:: Extracted information ::
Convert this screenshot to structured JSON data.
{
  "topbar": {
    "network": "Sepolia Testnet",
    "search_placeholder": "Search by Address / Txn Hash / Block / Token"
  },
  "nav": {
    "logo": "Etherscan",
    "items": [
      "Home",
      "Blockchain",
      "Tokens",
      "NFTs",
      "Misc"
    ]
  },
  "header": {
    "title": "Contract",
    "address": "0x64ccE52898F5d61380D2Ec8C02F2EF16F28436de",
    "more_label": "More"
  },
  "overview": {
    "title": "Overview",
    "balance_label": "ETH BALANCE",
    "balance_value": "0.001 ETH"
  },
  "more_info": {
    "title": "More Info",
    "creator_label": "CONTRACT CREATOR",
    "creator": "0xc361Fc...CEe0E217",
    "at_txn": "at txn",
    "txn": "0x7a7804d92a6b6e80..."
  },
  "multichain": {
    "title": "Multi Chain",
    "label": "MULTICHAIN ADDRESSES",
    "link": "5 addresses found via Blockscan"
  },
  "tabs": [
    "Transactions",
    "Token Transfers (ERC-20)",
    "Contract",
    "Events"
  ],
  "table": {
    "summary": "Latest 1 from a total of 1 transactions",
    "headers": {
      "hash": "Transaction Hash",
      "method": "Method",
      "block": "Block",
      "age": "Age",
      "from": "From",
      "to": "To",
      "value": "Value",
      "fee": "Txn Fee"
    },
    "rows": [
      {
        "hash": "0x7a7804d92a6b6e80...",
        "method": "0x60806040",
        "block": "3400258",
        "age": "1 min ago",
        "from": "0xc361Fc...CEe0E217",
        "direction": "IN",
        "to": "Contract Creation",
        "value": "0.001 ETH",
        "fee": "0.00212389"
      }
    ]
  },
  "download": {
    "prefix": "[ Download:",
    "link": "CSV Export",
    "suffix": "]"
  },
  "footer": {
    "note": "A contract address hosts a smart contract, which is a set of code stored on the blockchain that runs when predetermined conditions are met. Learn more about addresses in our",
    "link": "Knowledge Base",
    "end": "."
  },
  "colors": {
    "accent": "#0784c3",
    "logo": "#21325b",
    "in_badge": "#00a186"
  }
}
:::
Set problem → Transcribe the material above word for word.

Final result →
Convert this screenshot to structured JSON data.
{
  "topbar": {
    "network": "Sepolia Testnet",
    "search_placeholder": "Search by Address / Txn Hash / Block / Token"
  },
  "nav": {
    "logo": "Etherscan",
    "items": [
      "Home",
      "Blockchain",
      "Tokens",
      "NFTs",
      "Misc"
    ]
  },
  "header": {
    "title": "Contract",
    "address": "0x64ccE52898F5d61380D2Ec8C02F2EF16F28436de",
    "more_label": "More"
  },
  "overview": {
    "title": "Overview",
    "balance_label": "ETH BALANCE",
    "balance_value": "0.001 ETH"
  },
  "more_info": {
    "title": "More Info",
    "creator_label": "CONTRACT CREATOR",
    "creator": "0xc361Fc...CEe0E217",
    "at_txn": "at txn",
    "txn": "0x7a7804d92a6b6e80..."
  },
  "multichain": {
    "title": "Multi Chain",
    "label": "MULTICHAIN ADDRESSES",
    "link": "5 addresses found via Blockscan"
  },
  "tabs": [
    "Transactions",
    "Token Transfers (ERC-20)",
    "Contract",
    "Events"
  ],
  "table": {
    "summary": "Latest 1 from a total of 1 transactions",
    "headers": {
      "hash": "Transaction Hash",
      "method": "Method",
      "block": "Block",
      "age": "Age",
      "from": "From",
      "to": "To",
      "value": "Value",
      "fee": "Txn Fee"
    },
    "rows": [
      {
        "hash": "0x7a7804d92a6b6e80...",
        "method": "0x60806040",
        "block": "3400258",
        "age": "1 min ago",
        "from": "0xc361Fc...CEe0E217",
        "direction": "IN",
        "to": "Contract Creation",
        "value": "0.001 ETH",
        "fee": "0.00212389"
      }
    ]
  },
  "download": {
    "prefix": "[ Download:",
    "link": "CSV Export",
    "suffix": "]"
  },
  "footer": {
    "note": "A contract address hosts a smart contract, which is a set of code stored on the blockchain that runs when predetermined conditions are met. Learn more about addresses in our",
    "link": "Knowledge Base",
    "end": "."
  },
  "colors": {
    "accent": "#0784c3",
    "logo": "#21325b",
    "in_badge": "#00a186"
  }
}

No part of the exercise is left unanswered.